• Exercise goal: Return all of the entries exactly as written.

• Material shown:

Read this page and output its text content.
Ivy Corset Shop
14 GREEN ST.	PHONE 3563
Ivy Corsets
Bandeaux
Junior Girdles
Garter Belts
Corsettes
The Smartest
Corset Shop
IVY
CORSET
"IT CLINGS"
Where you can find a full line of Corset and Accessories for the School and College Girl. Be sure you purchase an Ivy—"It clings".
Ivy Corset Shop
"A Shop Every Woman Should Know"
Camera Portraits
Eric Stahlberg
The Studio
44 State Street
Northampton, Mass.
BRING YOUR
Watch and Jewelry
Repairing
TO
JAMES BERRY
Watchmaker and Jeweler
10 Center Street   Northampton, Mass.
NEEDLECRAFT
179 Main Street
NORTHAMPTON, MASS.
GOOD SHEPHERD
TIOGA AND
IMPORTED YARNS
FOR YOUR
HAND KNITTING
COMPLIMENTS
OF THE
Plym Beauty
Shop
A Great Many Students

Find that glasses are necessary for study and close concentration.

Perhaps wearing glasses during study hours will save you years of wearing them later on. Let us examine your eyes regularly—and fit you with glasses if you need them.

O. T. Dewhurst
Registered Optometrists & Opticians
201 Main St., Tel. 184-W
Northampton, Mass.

• Final result:
Read this page and output its text content.
Ivy Corset Shop
14 GREEN ST.	PHONE 3563
Ivy Corsets
Bandeaux
Junior Girdles
Garter Belts
Corsettes
The Smartest
Corset Shop
IVY
CORSET
"IT CLINGS"
Where you can find a full line of Corset and Accessories for the School and College Girl. Be sure you purchase an Ivy—"It clings".
Ivy Corset Shop
"A Shop Every Woman Should Know"
Camera Portraits
Eric Stahlberg
The Studio
44 State Street
Northampton, Mass.
BRING YOUR
Watch and Jewelry
Repairing
TO
JAMES BERRY
Watchmaker and Jeweler
10 Center Street   Northampton, Mass.
NEEDLECRAFT
179 Main Street
NORTHAMPTON, MASS.
GOOD SHEPHERD
TIOGA AND
IMPORTED YARNS
FOR YOUR
HAND KNITTING
COMPLIMENTS
OF THE
Plym Beauty
Shop
A Great Many Students

Find that glasses are necessary for study and close concentration.

Perhaps wearing glasses during study hours will save you years of wearing them later on. Let us examine your eyes regularly—and fit you with glasses if you need them.

O. T. Dewhurst
Registered Optometrists & Opticians
201 Main St., Tel. 184-W
Northampton, Mass.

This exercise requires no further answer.